** START OF GIVEN RECORDS **

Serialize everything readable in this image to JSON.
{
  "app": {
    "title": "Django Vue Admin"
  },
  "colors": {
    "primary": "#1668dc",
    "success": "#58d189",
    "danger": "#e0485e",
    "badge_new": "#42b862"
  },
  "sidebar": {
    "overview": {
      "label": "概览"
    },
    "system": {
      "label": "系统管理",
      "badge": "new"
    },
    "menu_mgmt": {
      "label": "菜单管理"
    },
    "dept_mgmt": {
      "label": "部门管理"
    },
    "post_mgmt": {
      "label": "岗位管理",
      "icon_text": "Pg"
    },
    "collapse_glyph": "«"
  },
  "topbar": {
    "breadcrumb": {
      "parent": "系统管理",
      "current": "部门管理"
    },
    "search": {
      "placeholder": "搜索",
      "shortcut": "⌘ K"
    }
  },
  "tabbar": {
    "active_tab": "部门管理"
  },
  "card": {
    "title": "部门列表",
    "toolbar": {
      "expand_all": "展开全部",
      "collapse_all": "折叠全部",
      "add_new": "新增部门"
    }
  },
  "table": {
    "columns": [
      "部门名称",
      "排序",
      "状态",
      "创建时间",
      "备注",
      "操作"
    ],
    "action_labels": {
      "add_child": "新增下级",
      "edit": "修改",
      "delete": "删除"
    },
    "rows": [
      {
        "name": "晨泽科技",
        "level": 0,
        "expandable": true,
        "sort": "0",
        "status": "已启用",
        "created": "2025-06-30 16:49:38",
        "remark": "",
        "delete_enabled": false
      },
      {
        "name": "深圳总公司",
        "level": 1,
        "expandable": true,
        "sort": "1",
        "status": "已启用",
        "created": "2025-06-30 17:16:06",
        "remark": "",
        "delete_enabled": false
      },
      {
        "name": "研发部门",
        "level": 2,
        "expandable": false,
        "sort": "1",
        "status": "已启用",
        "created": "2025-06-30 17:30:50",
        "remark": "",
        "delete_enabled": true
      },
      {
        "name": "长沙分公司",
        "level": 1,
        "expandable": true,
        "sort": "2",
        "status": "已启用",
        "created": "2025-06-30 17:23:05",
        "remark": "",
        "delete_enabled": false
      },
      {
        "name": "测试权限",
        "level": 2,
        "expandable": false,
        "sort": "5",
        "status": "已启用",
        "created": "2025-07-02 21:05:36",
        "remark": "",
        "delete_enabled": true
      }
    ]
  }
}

** END OF GIVEN RECORDS **

| YOUR INSTRUCTIONS |
Pull out all lines from the entries above in which the word "name" appears.

| TASK RESPONSE |
        "name": "晨泽科技",
        "name": "深圳总公司",
        "name": "研发部门",
        "name": "长沙分公司",
        "name": "测试权限",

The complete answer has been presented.